◆ Problem to work on
Write out the records that appear below, verbatim and complete, but without pictures.

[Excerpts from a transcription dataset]
== Segment start ==
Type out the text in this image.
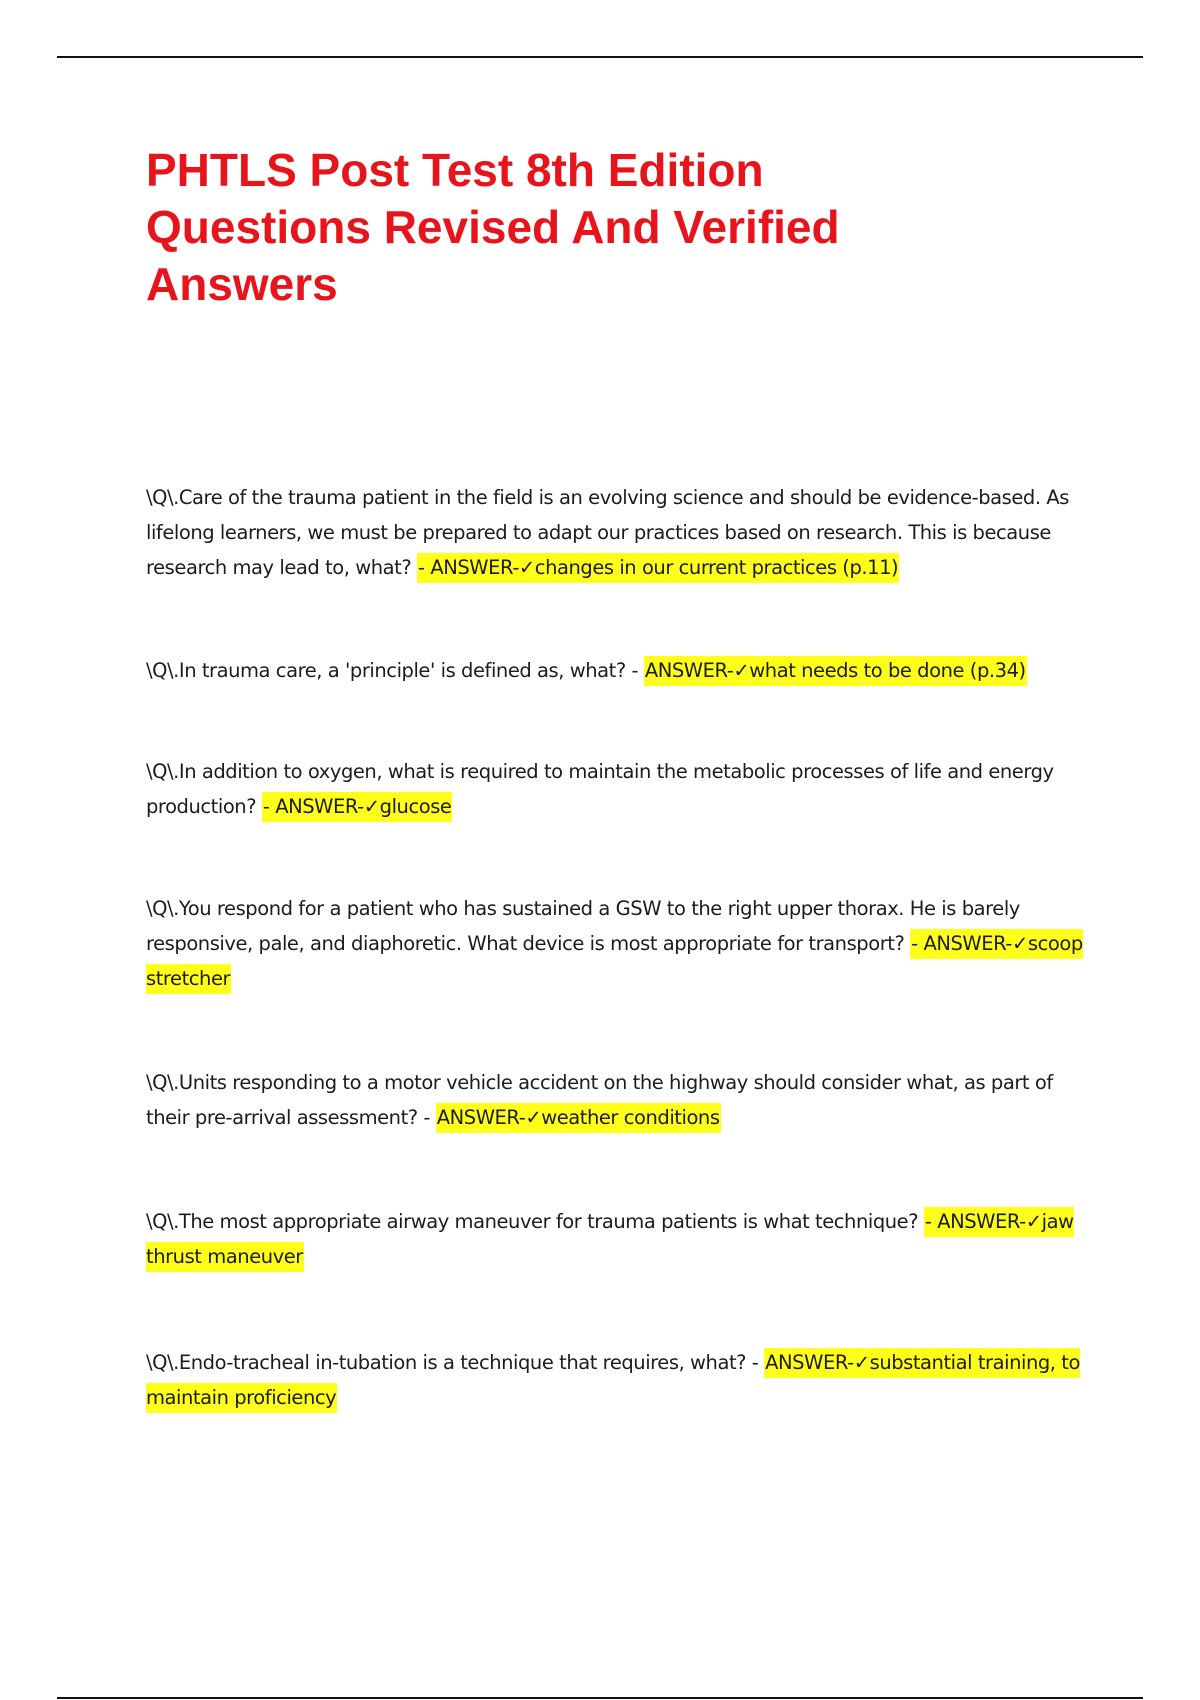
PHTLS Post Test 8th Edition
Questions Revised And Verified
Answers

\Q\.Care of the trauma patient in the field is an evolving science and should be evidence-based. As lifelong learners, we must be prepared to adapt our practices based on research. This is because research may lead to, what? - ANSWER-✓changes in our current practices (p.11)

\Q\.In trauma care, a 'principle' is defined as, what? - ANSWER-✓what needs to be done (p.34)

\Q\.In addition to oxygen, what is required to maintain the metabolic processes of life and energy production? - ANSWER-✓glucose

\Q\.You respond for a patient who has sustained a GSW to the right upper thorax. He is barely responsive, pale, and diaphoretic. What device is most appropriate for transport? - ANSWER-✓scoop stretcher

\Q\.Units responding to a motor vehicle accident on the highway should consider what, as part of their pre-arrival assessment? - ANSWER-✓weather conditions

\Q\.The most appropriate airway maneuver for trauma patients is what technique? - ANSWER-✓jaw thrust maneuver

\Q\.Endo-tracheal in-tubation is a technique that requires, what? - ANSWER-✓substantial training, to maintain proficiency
== Segment end ==
◆ Exercise solution
Type out the text in this image.
PHTLS Post Test 8th Edition
Questions Revised And Verified
Answers

\Q\.Care of the trauma patient in the field is an evolving science and should be evidence-based. As lifelong learners, we must be prepared to adapt our practices based on research. This is because research may lead to, what? - ANSWER-✓changes in our current practices (p.11)

\Q\.In trauma care, a 'principle' is defined as, what? - ANSWER-✓what needs to be done (p.34)

\Q\.In addition to oxygen, what is required to maintain the metabolic processes of life and energy production? - ANSWER-✓glucose

\Q\.You respond for a patient who has sustained a GSW to the right upper thorax. He is barely responsive, pale, and diaphoretic. What device is most appropriate for transport? - ANSWER-✓scoop stretcher

\Q\.Units responding to a motor vehicle accident on the highway should consider what, as part of their pre-arrival assessment? - ANSWER-✓weather conditions

\Q\.The most appropriate airway maneuver for trauma patients is what technique? - ANSWER-✓jaw thrust maneuver

\Q\.Endo-tracheal in-tubation is a technique that requires, what? - ANSWER-✓substantial training, to maintain proficiency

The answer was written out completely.